Job: Reproduce the listing below line for line, leaving out the pictures.

Dataset extract:

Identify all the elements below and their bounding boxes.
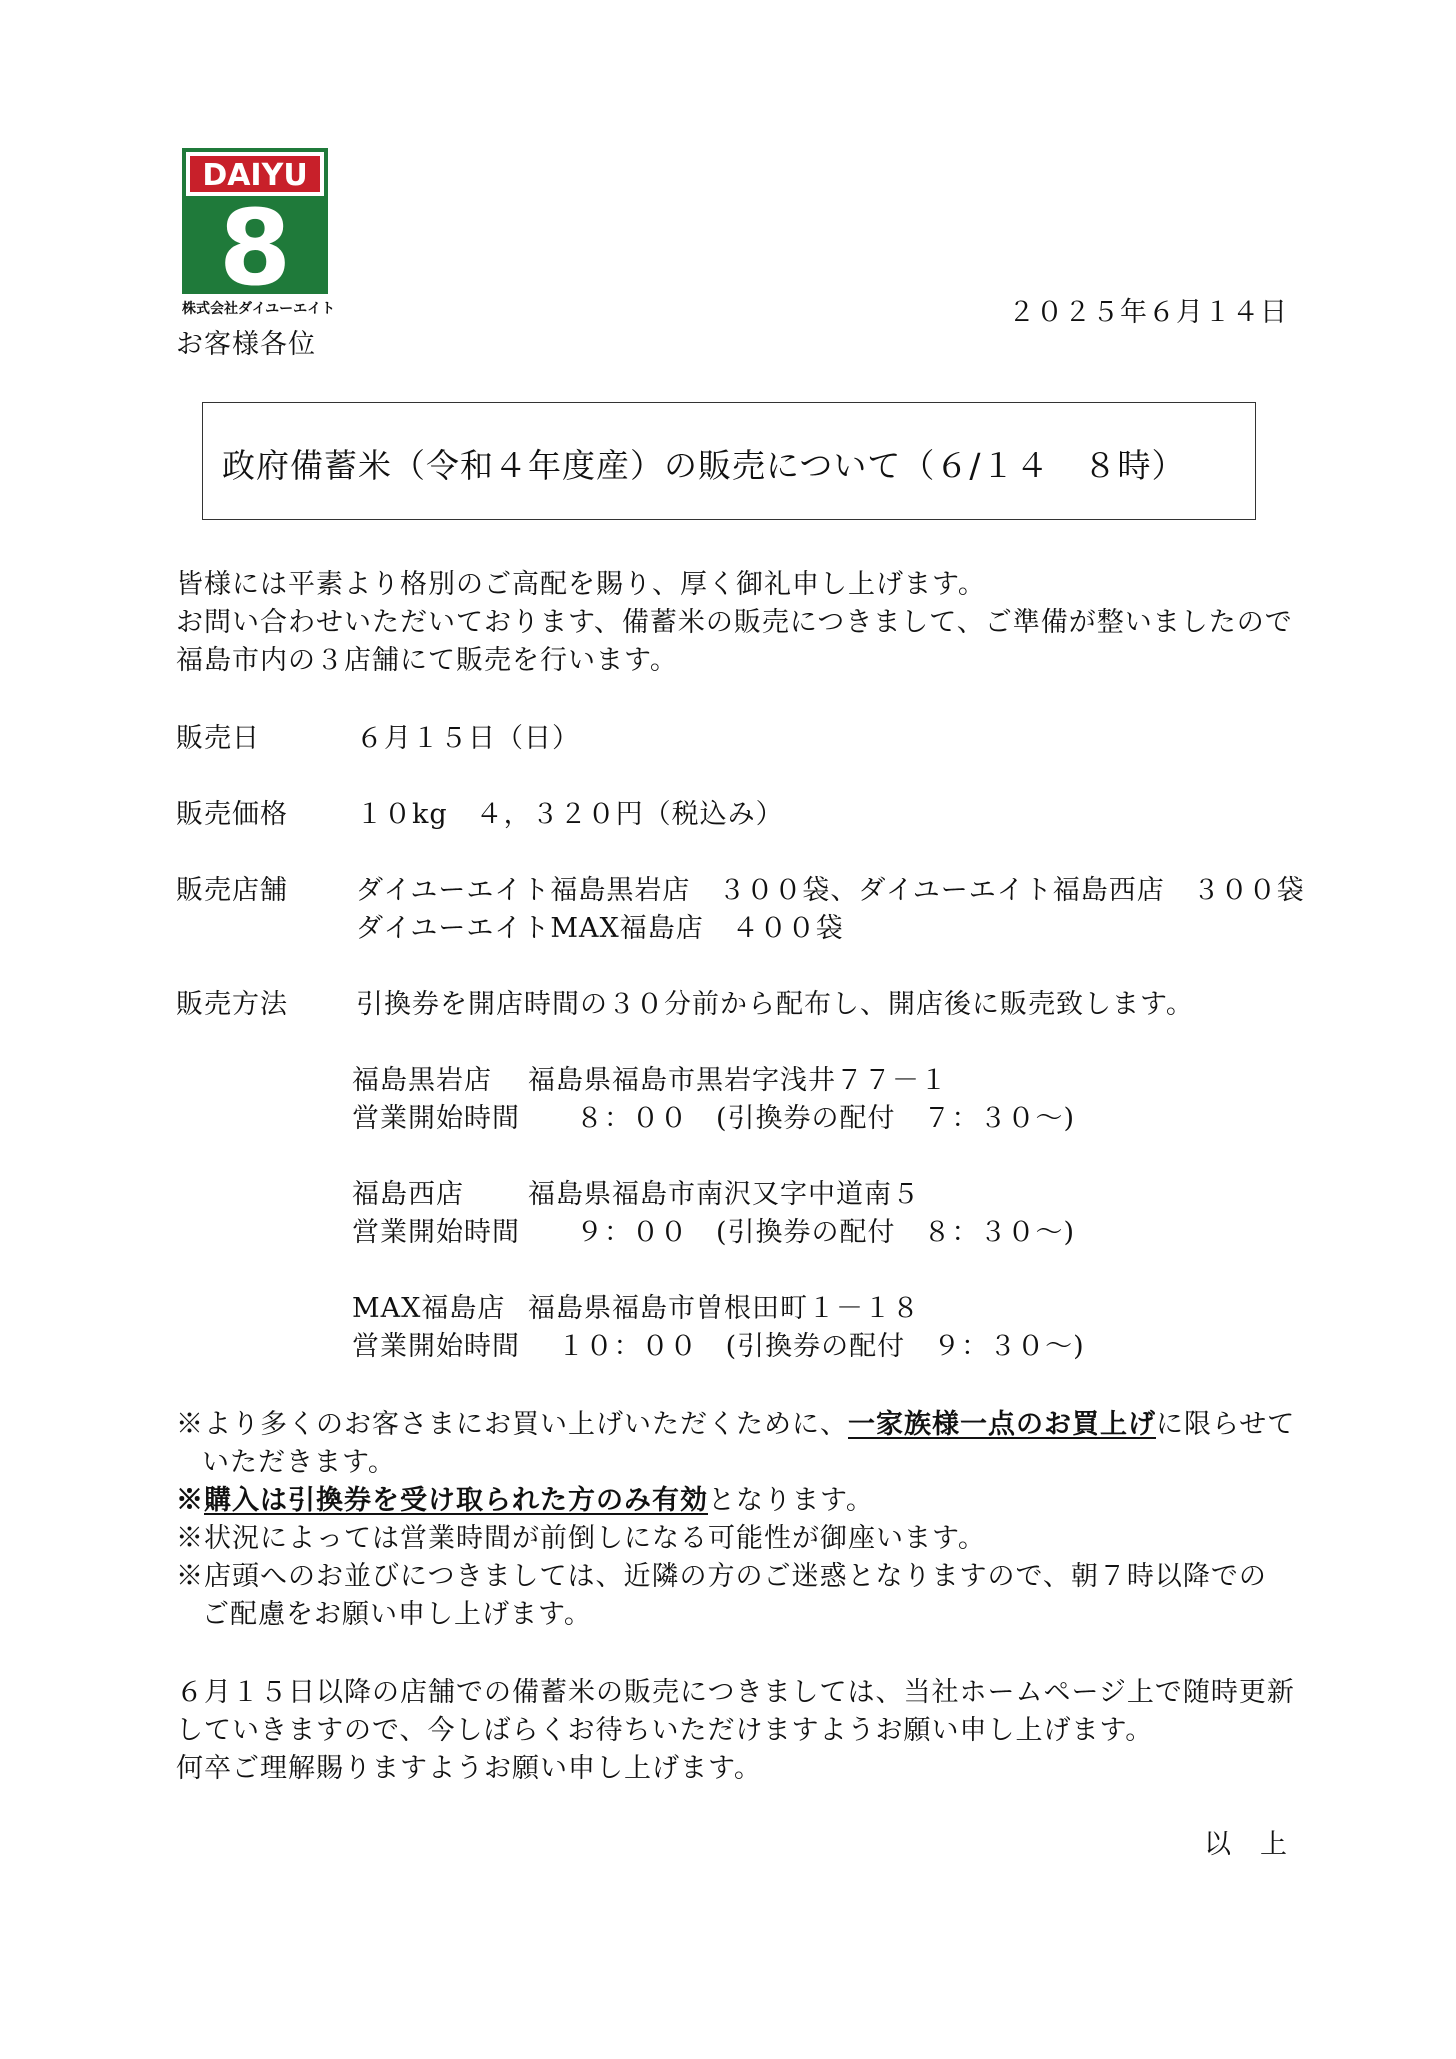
sale-date-label: 販売日 — [176, 723, 260, 754]
store-name: 福島黒岩店 — [352, 1065, 492, 1096]
store-name: MAX福島店 — [352, 1293, 506, 1324]
store-hours: 営業開始時間 ９：００ (引換券の配付 ８：３０～) — [352, 1217, 1076, 1248]
method-value: 引換券を開店時間の３０分前から配布し、開店後に販売致します。 — [356, 989, 1194, 1020]
page-title: 政府備蓄米（令和４年度産）の販売について（６/１４ ８時） — [222, 446, 1186, 485]
note-1 — [176, 1406, 1295, 1444]
stores-label: 販売店舗 — [176, 875, 288, 906]
store-name: 福島西店 — [352, 1179, 464, 1210]
document-date: ２０２５年６月１４日 — [1008, 297, 1288, 328]
store-hours: 営業開始時間 １０：００ (引換券の配付 ９：３０～) — [352, 1331, 1085, 1362]
sale-price-label: 販売価格 — [176, 799, 288, 830]
intro-line-3: 福島市内の３店舗にて販売を行います。 — [176, 645, 678, 676]
note-2 — [176, 1482, 874, 1520]
note-1-emphasis: 一家族様一点のお買上げ — [848, 1409, 1156, 1440]
company-logo — [182, 148, 328, 294]
store-address: 福島県福島市曽根田町１－１８ — [528, 1293, 920, 1324]
note-4-continued: ご配慮をお願い申し上げます。 — [202, 1599, 592, 1630]
intro-line-1: 皆様には平素より格別のご高配を賜り、厚く御礼申し上げます。 — [176, 569, 986, 600]
store-hours: 営業開始時間 ８：００ (引換券の配付 ７：３０～) — [352, 1103, 1076, 1134]
closing-line-2: していきますので、今しばらくお待ちいただけますようお願い申し上げます。 — [176, 1715, 1154, 1746]
logo-number: 8 — [218, 187, 292, 294]
note-2-emphasis: 購入は引換券を受け取られた方のみ有効 — [204, 1485, 708, 1516]
intro-line-2: お問い合わせいただいております、備蓄米の販売につきまして、ご準備が整いましたので — [176, 607, 1293, 638]
note-2-suffix: となります。 — [708, 1485, 874, 1516]
note-3: ※状況によっては営業時間が前倒しになる可能性が御座います。 — [176, 1523, 986, 1554]
closing-line-3: 何卒ご理解賜りますようお願い申し上げます。 — [176, 1753, 762, 1784]
sale-date-value: ６月１５日（日） — [356, 723, 580, 754]
note-4: ※店頭へのお並びにつきましては、近隣の方のご迷惑となりますので、朝７時以降での — [176, 1561, 1267, 1592]
note-1-continued: いただきます。 — [202, 1447, 396, 1478]
store-address: 福島県福島市南沢又字中道南５ — [528, 1179, 920, 1210]
stores-line-2: ダイユーエイトMAX福島店 ４００袋 — [356, 913, 844, 944]
logo-brand: DAIYU — [202, 158, 308, 193]
logo-company-name: 株式会社ダイユーエイト — [182, 301, 336, 317]
sale-price-value: １０kg ４，３２０円（税込み） — [356, 799, 784, 830]
store-address: 福島県福島市黒岩字浅井７７－１ — [528, 1065, 948, 1096]
note-2-mark: ※ — [176, 1485, 204, 1516]
closing-line-1: ６月１５日以降の店舗での備蓄米の販売につきましては、当社ホームページ上で随時更新 — [176, 1677, 1295, 1708]
recipient: お客様各位 — [176, 329, 316, 360]
stores-line-1: ダイユーエイト福島黒岩店 ３００袋、ダイユーエイト福島西店 ３００袋 — [356, 875, 1305, 906]
note-1-suffix: に限らせて — [1156, 1409, 1296, 1440]
document-end: 以 上 — [1204, 1829, 1288, 1860]
method-label: 販売方法 — [176, 989, 288, 1020]
note-1-prefix: ※より多くのお客さまにお買い上げいただくために、 — [176, 1409, 848, 1440]
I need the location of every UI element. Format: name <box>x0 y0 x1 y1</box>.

Exercise response:
Identify all the elements below and their bounding boxes.
sale-date-label: 販売日 — [176, 723, 260, 754]
store-name: 福島黒岩店 — [352, 1065, 492, 1096]
store-name: MAX福島店 — [352, 1293, 506, 1324]
store-hours: 営業開始時間 ９：００ (引換券の配付 ８：３０～) — [352, 1217, 1076, 1248]
method-value: 引換券を開店時間の３０分前から配布し、開店後に販売致します。 — [356, 989, 1194, 1020]
page-title: 政府備蓄米（令和４年度産）の販売について（６/１４ ８時） — [222, 446, 1186, 485]
note-1 — [176, 1406, 1295, 1444]
stores-label: 販売店舗 — [176, 875, 288, 906]
store-name: 福島西店 — [352, 1179, 464, 1210]
document-date: ２０２５年６月１４日 — [1008, 297, 1288, 328]
store-hours: 営業開始時間 １０：００ (引換券の配付 ９：３０～) — [352, 1331, 1085, 1362]
sale-price-label: 販売価格 — [176, 799, 288, 830]
intro-line-3: 福島市内の３店舗にて販売を行います。 — [176, 645, 678, 676]
note-2 — [176, 1482, 874, 1520]
note-1-emphasis: 一家族様一点のお買上げ — [848, 1409, 1156, 1440]
company-logo — [182, 148, 328, 294]
store-address: 福島県福島市曽根田町１－１８ — [528, 1293, 920, 1324]
note-4-continued: ご配慮をお願い申し上げます。 — [202, 1599, 592, 1630]
intro-line-1: 皆様には平素より格別のご高配を賜り、厚く御礼申し上げます。 — [176, 569, 986, 600]
store-hours: 営業開始時間 ８：００ (引換券の配付 ７：３０～) — [352, 1103, 1076, 1134]
closing-line-2: していきますので、今しばらくお待ちいただけますようお願い申し上げます。 — [176, 1715, 1154, 1746]
logo-number: 8 — [218, 187, 292, 294]
note-2-emphasis: 購入は引換券を受け取られた方のみ有効 — [204, 1485, 708, 1516]
intro-line-2: お問い合わせいただいております、備蓄米の販売につきまして、ご準備が整いましたので — [176, 607, 1293, 638]
note-2-suffix: となります。 — [708, 1485, 874, 1516]
note-3: ※状況によっては営業時間が前倒しになる可能性が御座います。 — [176, 1523, 986, 1554]
closing-line-3: 何卒ご理解賜りますようお願い申し上げます。 — [176, 1753, 762, 1784]
sale-date-value: ６月１５日（日） — [356, 723, 580, 754]
note-4: ※店頭へのお並びにつきましては、近隣の方のご迷惑となりますので、朝７時以降での — [176, 1561, 1267, 1592]
note-1-continued: いただきます。 — [202, 1447, 396, 1478]
store-address: 福島県福島市南沢又字中道南５ — [528, 1179, 920, 1210]
stores-line-2: ダイユーエイトMAX福島店 ４００袋 — [356, 913, 844, 944]
logo-brand: DAIYU — [202, 158, 308, 193]
logo-company-name: 株式会社ダイユーエイト — [182, 301, 336, 317]
sale-price-value: １０kg ４，３２０円（税込み） — [356, 799, 784, 830]
store-address: 福島県福島市黒岩字浅井７７－１ — [528, 1065, 948, 1096]
note-2-mark: ※ — [176, 1485, 204, 1516]
closing-line-1: ６月１５日以降の店舗での備蓄米の販売につきましては、当社ホームページ上で随時更新 — [176, 1677, 1295, 1708]
recipient: お客様各位 — [176, 329, 316, 360]
stores-line-1: ダイユーエイト福島黒岩店 ３００袋、ダイユーエイト福島西店 ３００袋 — [356, 875, 1305, 906]
note-1-suffix: に限らせて — [1156, 1409, 1296, 1440]
document-end: 以 上 — [1204, 1829, 1288, 1860]
method-label: 販売方法 — [176, 989, 288, 1020]
note-1-prefix: ※より多くのお客さまにお買い上げいただくために、 — [176, 1409, 848, 1440]
I need the location of every UI element. Format: name <box>x0 y0 x1 y1</box>.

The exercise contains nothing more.